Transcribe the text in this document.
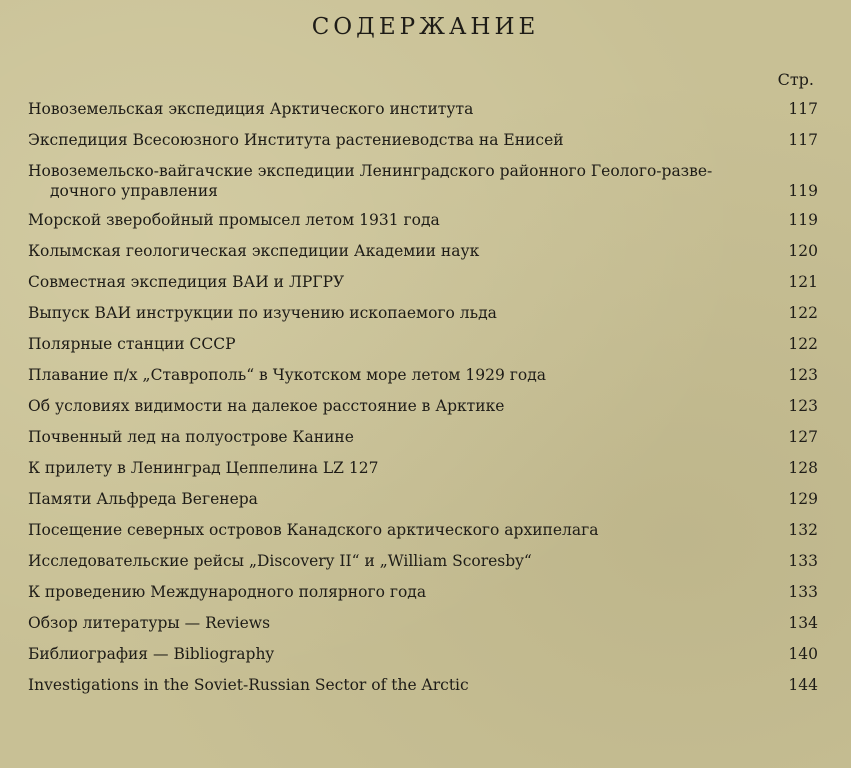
СОДЕРЖАНИЕ
Стр.
Новоземельская экспедиция Арктического института	117
Экспедиция Всесоюзного Института растениеводства на Енисей	117
Новоземельско-вайгачские экспедиции Ленинградского районного Геолого-разве-
дочного управления	119
Морской зверобойный промысел летом 1931 года	119
Колымская геологическая экспедиции Академии наук	120
Совместная экспедиция ВАИ и ЛРГРУ	121
Выпуск ВАИ инструкции по изучению ископаемого льда	122
Полярные станции СССР	122
Плавание п/х „Ставрополь“ в Чукотском море летом 1929 года	123
Об условиях видимости на далекое расстояние в Арктике	123
Почвенный лед на полуострове Канине	127
К прилету в Ленинград Цеппелина LZ 127	128
Памяти Альфреда Вегенера	129
Посещение северных островов Канадского арктического архипелага	132
Исследовательские рейсы „Discovery II“ и „William Scoresby“	133
К проведению Международного полярного года	133
Обзор литературы — Reviews	134
Библиография — Bibliography	140
Investigations in the Soviet-Russian Sector of the Arctic	144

Set task:
Your task is an exact transcription of all the data, minus the pictures.

Task response:
Transcribe the text in this document.
СОДЕРЖАНИЕ
Стр.
Новоземельская экспедиция Арктического института	117
Экспедиция Всесоюзного Института растениеводства на Енисей	117
Новоземельско-вайгачские экспедиции Ленинградского районного Геолого-разве-
дочного управления	119
Морской зверобойный промысел летом 1931 года	119
Колымская геологическая экспедиции Академии наук	120
Совместная экспедиция ВАИ и ЛРГРУ	121
Выпуск ВАИ инструкции по изучению ископаемого льда	122
Полярные станции СССР	122
Плавание п/х „Ставрополь“ в Чукотском море летом 1929 года	123
Об условиях видимости на далекое расстояние в Арктике	123
Почвенный лед на полуострове Канине	127
К прилету в Ленинград Цеппелина LZ 127	128
Памяти Альфреда Вегенера	129
Посещение северных островов Канадского арктического архипелага	132
Исследовательские рейсы „Discovery II“ и „William Scoresby“	133
К проведению Международного полярного года	133
Обзор литературы — Reviews	134
Библиография — Bibliography	140
Investigations in the Soviet-Russian Sector of the Arctic	144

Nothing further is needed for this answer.